Every entry needs to be reproduced exactly.

(Data entries)
· · ·

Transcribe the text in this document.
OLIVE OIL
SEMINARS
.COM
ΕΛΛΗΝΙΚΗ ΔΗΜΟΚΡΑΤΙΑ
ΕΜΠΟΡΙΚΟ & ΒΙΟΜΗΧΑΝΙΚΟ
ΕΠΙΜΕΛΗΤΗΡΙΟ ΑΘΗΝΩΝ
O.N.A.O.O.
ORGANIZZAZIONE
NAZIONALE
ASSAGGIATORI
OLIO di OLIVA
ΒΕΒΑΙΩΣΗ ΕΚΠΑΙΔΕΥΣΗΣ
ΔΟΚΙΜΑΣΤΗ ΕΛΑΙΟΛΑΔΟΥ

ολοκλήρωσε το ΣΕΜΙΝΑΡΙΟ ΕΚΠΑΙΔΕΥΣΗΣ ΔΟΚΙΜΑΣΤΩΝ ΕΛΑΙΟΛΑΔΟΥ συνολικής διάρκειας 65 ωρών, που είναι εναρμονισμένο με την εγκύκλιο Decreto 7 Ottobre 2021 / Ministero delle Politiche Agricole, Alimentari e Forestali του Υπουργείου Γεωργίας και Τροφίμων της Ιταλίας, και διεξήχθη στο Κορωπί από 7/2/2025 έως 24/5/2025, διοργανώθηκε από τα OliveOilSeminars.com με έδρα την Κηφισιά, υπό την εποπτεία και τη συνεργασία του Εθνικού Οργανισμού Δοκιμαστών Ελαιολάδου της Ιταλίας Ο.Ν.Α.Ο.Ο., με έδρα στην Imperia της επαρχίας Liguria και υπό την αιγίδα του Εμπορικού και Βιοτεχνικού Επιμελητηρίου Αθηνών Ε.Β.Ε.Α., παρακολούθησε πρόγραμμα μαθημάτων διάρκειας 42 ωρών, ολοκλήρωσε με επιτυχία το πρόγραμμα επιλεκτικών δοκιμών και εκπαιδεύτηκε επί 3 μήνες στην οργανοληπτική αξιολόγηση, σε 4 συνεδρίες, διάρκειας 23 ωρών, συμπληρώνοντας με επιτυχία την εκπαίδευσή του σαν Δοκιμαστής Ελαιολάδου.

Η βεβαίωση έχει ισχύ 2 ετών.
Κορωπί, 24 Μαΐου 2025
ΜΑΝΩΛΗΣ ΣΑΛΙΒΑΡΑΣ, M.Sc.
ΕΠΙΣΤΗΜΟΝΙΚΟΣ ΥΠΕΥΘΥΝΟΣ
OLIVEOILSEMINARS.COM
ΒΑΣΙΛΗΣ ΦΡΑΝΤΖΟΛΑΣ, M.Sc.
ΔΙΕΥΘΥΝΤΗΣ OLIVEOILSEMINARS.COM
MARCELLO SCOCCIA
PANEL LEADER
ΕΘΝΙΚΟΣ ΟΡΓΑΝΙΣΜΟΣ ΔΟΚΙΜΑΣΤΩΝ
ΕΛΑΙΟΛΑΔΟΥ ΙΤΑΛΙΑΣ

· · ·

RESPONSE TO THE EXERCISE |
Transcribe the text in this document.
OLIVE OIL
SEMINARS
.COM
ΕΛΛΗΝΙΚΗ ΔΗΜΟΚΡΑΤΙΑ
ΕΜΠΟΡΙΚΟ & ΒΙΟΜΗΧΑΝΙΚΟ
ΕΠΙΜΕΛΗΤΗΡΙΟ ΑΘΗΝΩΝ
O.N.A.O.O.
ORGANIZZAZIONE
NAZIONALE
ASSAGGIATORI
OLIO di OLIVA
ΒΕΒΑΙΩΣΗ ΕΚΠΑΙΔΕΥΣΗΣ
ΔΟΚΙΜΑΣΤΗ ΕΛΑΙΟΛΑΔΟΥ

ολοκλήρωσε το ΣΕΜΙΝΑΡΙΟ ΕΚΠΑΙΔΕΥΣΗΣ ΔΟΚΙΜΑΣΤΩΝ ΕΛΑΙΟΛΑΔΟΥ συνολικής διάρκειας 65 ωρών, που είναι εναρμονισμένο με την εγκύκλιο Decreto 7 Ottobre 2021 / Ministero delle Politiche Agricole, Alimentari e Forestali του Υπουργείου Γεωργίας και Τροφίμων της Ιταλίας, και διεξήχθη στο Κορωπί από 7/2/2025 έως 24/5/2025, διοργανώθηκε από τα OliveOilSeminars.com με έδρα την Κηφισιά, υπό την εποπτεία και τη συνεργασία του Εθνικού Οργανισμού Δοκιμαστών Ελαιολάδου της Ιταλίας Ο.Ν.Α.Ο.Ο., με έδρα στην Imperia της επαρχίας Liguria και υπό την αιγίδα του Εμπορικού και Βιοτεχνικού Επιμελητηρίου Αθηνών Ε.Β.Ε.Α., παρακολούθησε πρόγραμμα μαθημάτων διάρκειας 42 ωρών, ολοκλήρωσε με επιτυχία το πρόγραμμα επιλεκτικών δοκιμών και εκπαιδεύτηκε επί 3 μήνες στην οργανοληπτική αξιολόγηση, σε 4 συνεδρίες, διάρκειας 23 ωρών, συμπληρώνοντας με επιτυχία την εκπαίδευσή του σαν Δοκιμαστής Ελαιολάδου.

Η βεβαίωση έχει ισχύ 2 ετών.
Κορωπί, 24 Μαΐου 2025
ΜΑΝΩΛΗΣ ΣΑΛΙΒΑΡΑΣ, M.Sc.
ΕΠΙΣΤΗΜΟΝΙΚΟΣ ΥΠΕΥΘΥΝΟΣ
OLIVEOILSEMINARS.COM
ΒΑΣΙΛΗΣ ΦΡΑΝΤΖΟΛΑΣ, M.Sc.
ΔΙΕΥΘΥΝΤΗΣ OLIVEOILSEMINARS.COM
MARCELLO SCOCCIA
PANEL LEADER
ΕΘΝΙΚΟΣ ΟΡΓΑΝΙΣΜΟΣ ΔΟΚΙΜΑΣΤΩΝ
ΕΛΑΙΟΛΑΔΟΥ ΙΤΑΛΙΑΣ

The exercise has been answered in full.